= EXERCISE BRIEF =
Among the entries, which lines carry the string "Крупные"? Copy each of them.
****************************************
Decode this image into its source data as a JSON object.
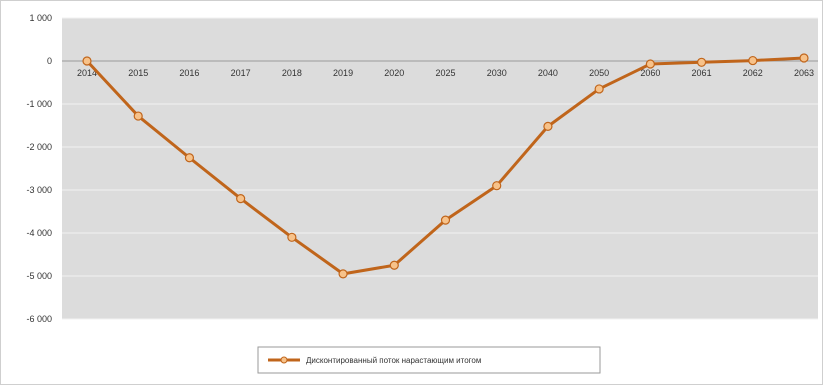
{
  "chart_data": {
    "type": "line",
    "title": "",
    "xlabel": "",
    "ylabel": "",
    "categories": [
      "2014",
      "2015",
      "2016",
      "2017",
      "2018",
      "2019",
      "2020",
      "2025",
      "2030",
      "2040",
      "2050",
      "2060",
      "2061",
      "2062",
      "2063"
    ],
    "series": [
      {
        "name": "Дисконтированный поток нарастающим итогом",
        "values": [
          0,
          -1280,
          -2250,
          -3200,
          -4100,
          -4950,
          -4750,
          -3700,
          -2900,
          -1520,
          -650,
          -70,
          -30,
          10,
          70
        ],
        "color": "#c0651b",
        "marker_color": "#f7c28a"
      }
    ],
    "ylim": [
      -6000,
      1000
    ],
    "yticks": [
      1000,
      0,
      -1000,
      -2000,
      -3000,
      -4000,
      -5000,
      -6000
    ],
    "ytick_labels": [
      "1 000",
      "0",
      "-1 000",
      "-2 000",
      "-3 000",
      "-4 000",
      "-5 000",
      "-6 000"
    ],
    "grid": true,
    "legend": "bottom",
    "plot_background": "#dcdcdc"
  }
}
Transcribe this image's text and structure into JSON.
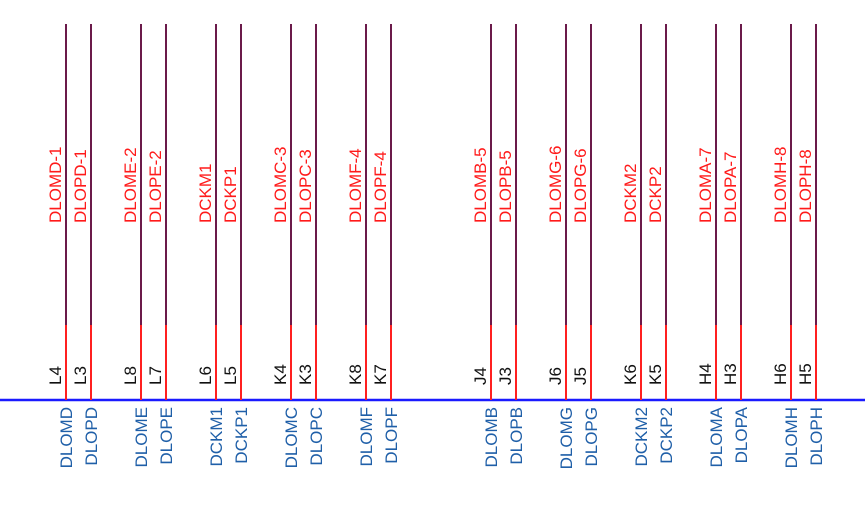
{
  "schematic": {
    "colors": {
      "wire_upper": "#6b1a4a",
      "wire_lower": "#ff2020",
      "bus": "#1a1aff",
      "net_label": "#ff1a1a",
      "pin_label": "#111111",
      "bus_label": "#1f5fa8"
    },
    "groups": [
      {
        "wires": [
          {
            "net": "DLOMD-1",
            "pin": "L4",
            "bus": "DLOMD"
          },
          {
            "net": "DLOPD-1",
            "pin": "L3",
            "bus": "DLOPD"
          }
        ]
      },
      {
        "wires": [
          {
            "net": "DLOME-2",
            "pin": "L8",
            "bus": "DLOME"
          },
          {
            "net": "DLOPE-2",
            "pin": "L7",
            "bus": "DLOPE"
          }
        ]
      },
      {
        "wires": [
          {
            "net": "DCKM1",
            "pin": "L6",
            "bus": "DCKM1"
          },
          {
            "net": "DCKP1",
            "pin": "L5",
            "bus": "DCKP1"
          }
        ]
      },
      {
        "wires": [
          {
            "net": "DLOMC-3",
            "pin": "K4",
            "bus": "DLOMC"
          },
          {
            "net": "DLOPC-3",
            "pin": "K3",
            "bus": "DLOPC"
          }
        ]
      },
      {
        "wires": [
          {
            "net": "DLOMF-4",
            "pin": "K8",
            "bus": "DLOMF"
          },
          {
            "net": "DLOPF-4",
            "pin": "K7",
            "bus": "DLOPF"
          }
        ]
      },
      {
        "wires": [
          {
            "net": "DLOMB-5",
            "pin": "J4",
            "bus": "DLOMB"
          },
          {
            "net": "DLOPB-5",
            "pin": "J3",
            "bus": "DLOPB"
          }
        ]
      },
      {
        "wires": [
          {
            "net": "DLOMG-6",
            "pin": "J6",
            "bus": "DLOMG"
          },
          {
            "net": "DLOPG-6",
            "pin": "J5",
            "bus": "DLOPG"
          }
        ]
      },
      {
        "wires": [
          {
            "net": "DCKM2",
            "pin": "K6",
            "bus": "DCKM2"
          },
          {
            "net": "DCKP2",
            "pin": "K5",
            "bus": "DCKP2"
          }
        ]
      },
      {
        "wires": [
          {
            "net": "DLOMA-7",
            "pin": "H4",
            "bus": "DLOMA"
          },
          {
            "net": "DLOPA-7",
            "pin": "H3",
            "bus": "DLOPA"
          }
        ]
      },
      {
        "wires": [
          {
            "net": "DLOMH-8",
            "pin": "H6",
            "bus": "DLOMH"
          },
          {
            "net": "DLOPH-8",
            "pin": "H5",
            "bus": "DLOPH"
          }
        ]
      }
    ]
  }
}
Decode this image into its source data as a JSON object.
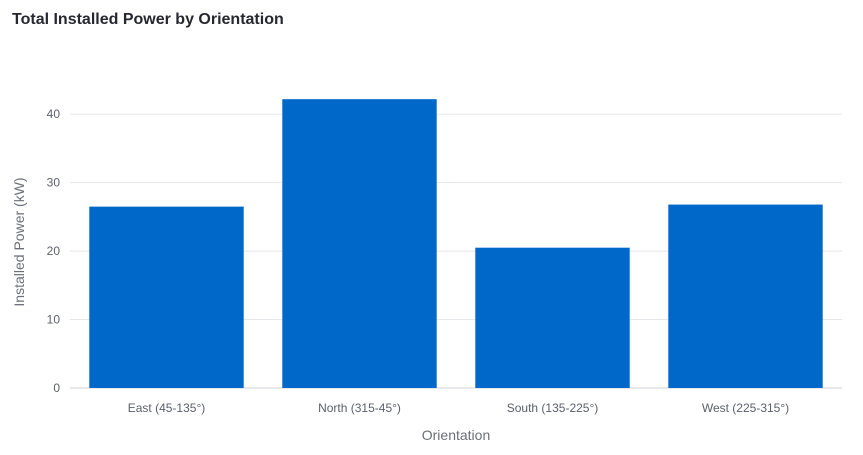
{
  "chart_data": {
    "type": "bar",
    "title": "Total Installed Power by Orientation",
    "xlabel": "Orientation",
    "ylabel": "Installed Power (kW)",
    "categories": [
      "East (45-135°)",
      "North (315-45°)",
      "South (135-225°)",
      "West (225-315°)"
    ],
    "values": [
      26.5,
      42.2,
      20.5,
      26.8
    ],
    "ylim": [
      0,
      45
    ],
    "yticks": [
      "0",
      "10",
      "20",
      "30",
      "40"
    ],
    "grid": true,
    "bar_color": "#0068c9"
  }
}
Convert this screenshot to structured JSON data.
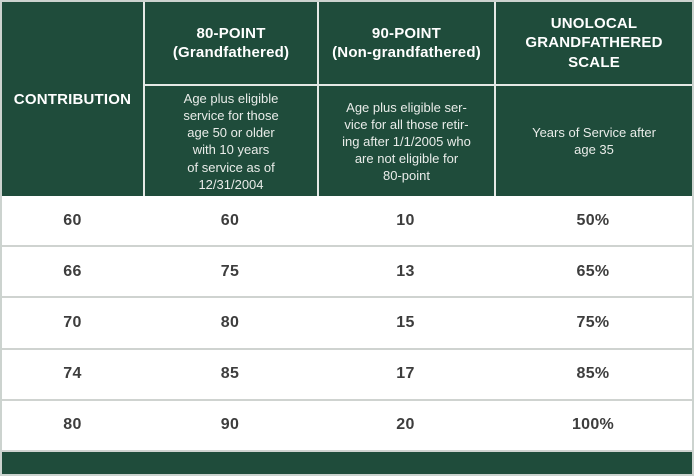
{
  "colors": {
    "header_green": "#1f4c3b",
    "footer_green": "#1f4c3b",
    "separator_light": "#cfd3d0",
    "header_text": "#ffffff",
    "data_text": "#3d3d3d"
  },
  "header": {
    "columns": [
      {
        "title": "80-POINT\n(Grandfathered)",
        "subtitle": "Age plus eligible\nservice for those\nage 50 or older\nwith 10 years\nof service as of\n12/31/2004"
      },
      {
        "title": "90-POINT\n(Non-grandfathered)",
        "subtitle": "Age plus eligible ser-\nvice for all those retir-\ning after 1/1/2005 who\nare not eligible for\n80-point"
      },
      {
        "title": "UNOLOCAL\nGRANDFATHERED\nSCALE",
        "subtitle": "Years of Service after\nage 35"
      },
      {
        "title": "CONTRIBUTION"
      }
    ]
  },
  "rows": [
    [
      "60",
      "60",
      "10",
      "50%"
    ],
    [
      "66",
      "75",
      "13",
      "65%"
    ],
    [
      "70",
      "80",
      "15",
      "75%"
    ],
    [
      "74",
      "85",
      "17",
      "85%"
    ],
    [
      "80",
      "90",
      "20",
      "100%"
    ]
  ],
  "chart_data": {
    "type": "table",
    "columns": [
      "80-POINT (Grandfathered)",
      "90-POINT (Non-grandfathered)",
      "UNOLOCAL GRANDFATHERED SCALE",
      "CONTRIBUTION"
    ],
    "column_descriptions": [
      "Age plus eligible service for those age 50 or older with 10 years of service as of 12/31/2004",
      "Age plus eligible service for all those retiring after 1/1/2005 who are not eligible for 80-point",
      "Years of Service after age 35",
      ""
    ],
    "rows": [
      [
        "60",
        "60",
        "10",
        "50%"
      ],
      [
        "66",
        "75",
        "13",
        "65%"
      ],
      [
        "70",
        "80",
        "15",
        "75%"
      ],
      [
        "74",
        "85",
        "17",
        "85%"
      ],
      [
        "80",
        "90",
        "20",
        "100%"
      ]
    ]
  }
}
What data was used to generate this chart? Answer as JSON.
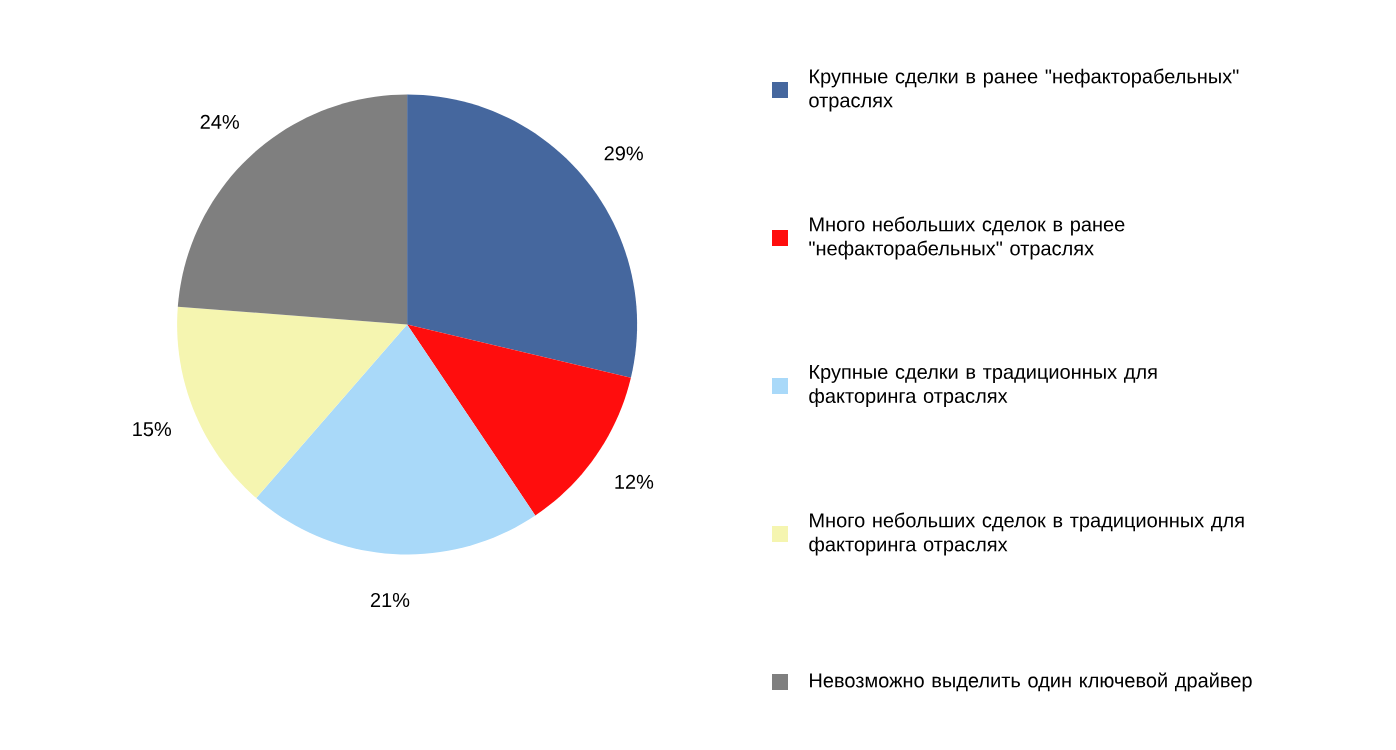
{
  "chart_data": {
    "type": "pie",
    "categories": [
      "Крупные сделки в ранее \"нефакторабельных\" отраслях",
      "Много небольших сделок в ранее \"нефакторабельных\" отраслях",
      "Крупные сделки в традиционных для факторинга отраслях",
      "Много небольших сделок в традиционных для факторинга отраслях",
      "Невозможно выделить один ключевой драйвер"
    ],
    "values": [
      29,
      12,
      21,
      15,
      24
    ],
    "value_labels": [
      "29%",
      "12%",
      "21%",
      "15%",
      "24%"
    ],
    "colors": [
      "#45679e",
      "#ff0d0d",
      "#a9d9f9",
      "#f5f5b0",
      "#7f7f7f"
    ],
    "legend": "right"
  }
}
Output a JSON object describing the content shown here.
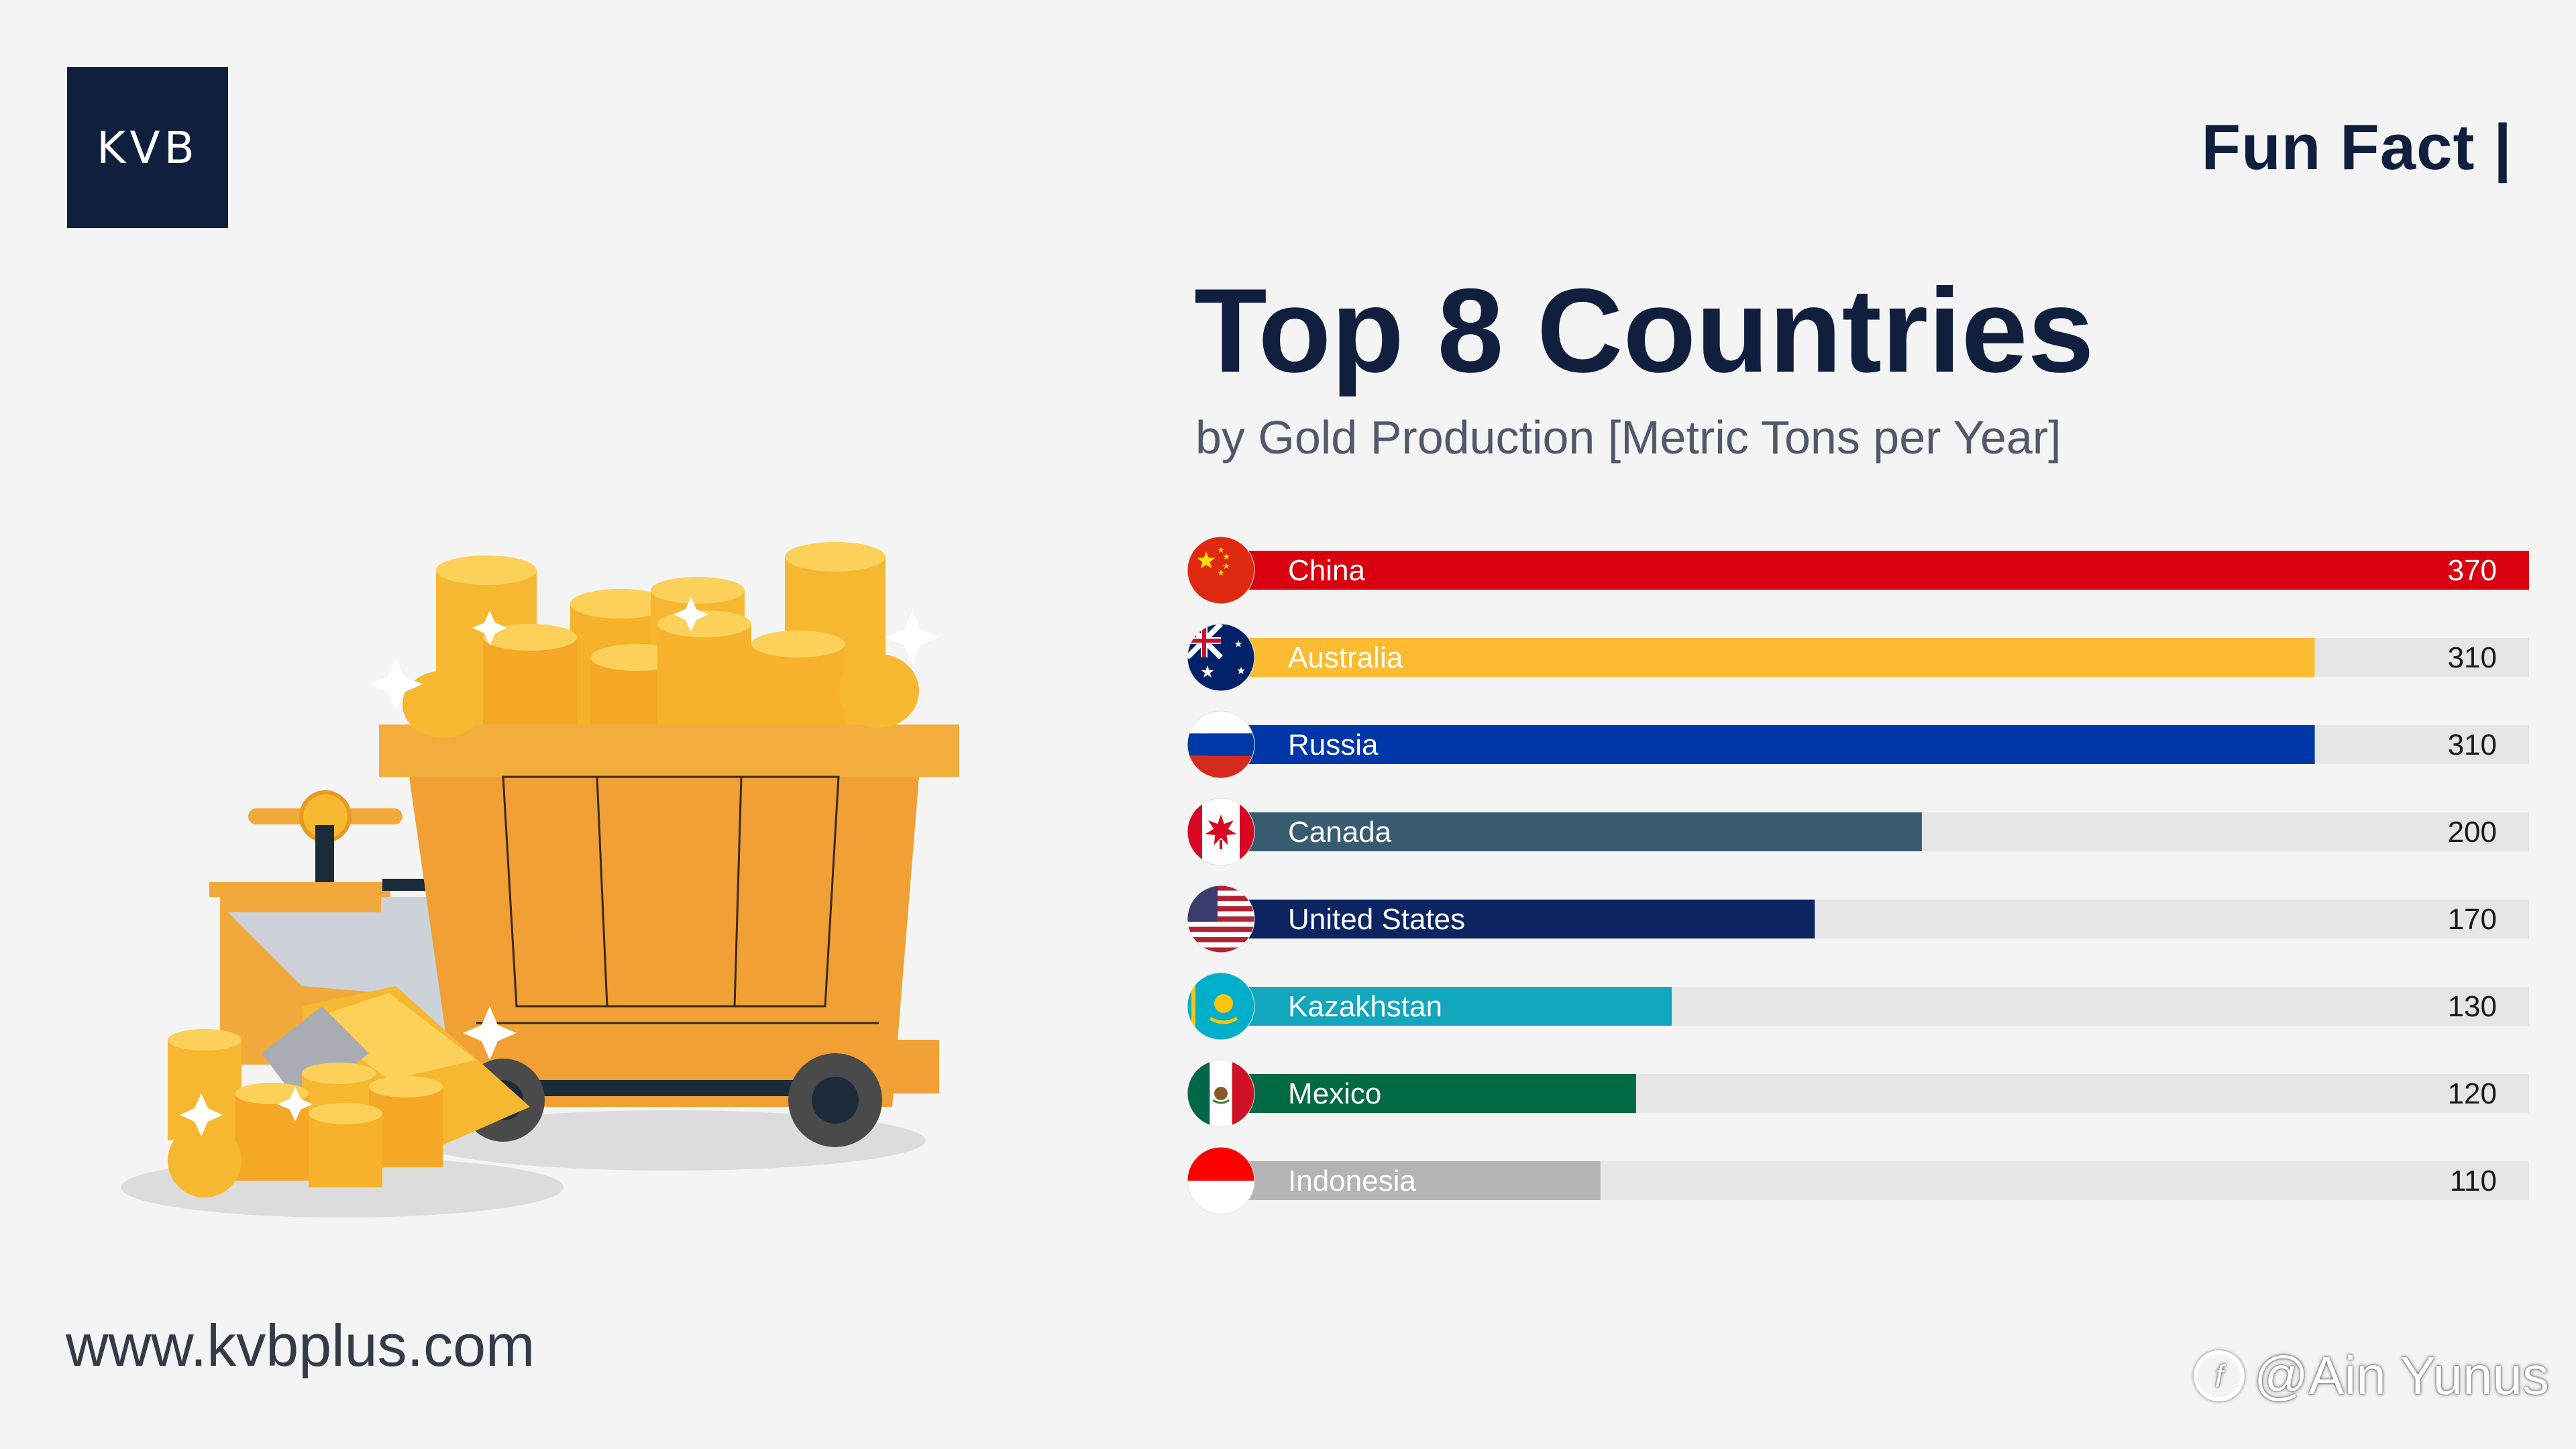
{
  "brand": {
    "logo_text": "KVB",
    "website": "www.kvbplus.com"
  },
  "header": {
    "fun_fact": "Fun Fact |"
  },
  "watermark": {
    "icon": "f",
    "text": "@Ain Yunus"
  },
  "chart_data": {
    "type": "bar",
    "orientation": "horizontal",
    "title": "Top 8 Countries",
    "subtitle": "by Gold Production [Metric Tons per Year]",
    "categories": [
      "China",
      "Australia",
      "Russia",
      "Canada",
      "United States",
      "Kazakhstan",
      "Mexico",
      "Indonesia"
    ],
    "values": [
      370,
      310,
      310,
      200,
      170,
      130,
      120,
      110
    ],
    "colors": [
      "#d9000f",
      "#fbbc31",
      "#0037a8",
      "#375c72",
      "#0c2462",
      "#13a7bd",
      "#006a43",
      "#b4b4b4"
    ],
    "flag_icons": [
      "china-flag-icon",
      "australia-flag-icon",
      "russia-flag-icon",
      "canada-flag-icon",
      "united-states-flag-icon",
      "kazakhstan-flag-icon",
      "mexico-flag-icon",
      "indonesia-flag-icon"
    ],
    "xlim": [
      0,
      370
    ],
    "grid": false,
    "legend": "none"
  }
}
****************************************
= SOLUTION TO THIS PROBLEM =
      "Крупные сделки в ранее \"нефакторабельных\" отраслях",
      "Крупные сделки в традиционных для факторинга отраслях",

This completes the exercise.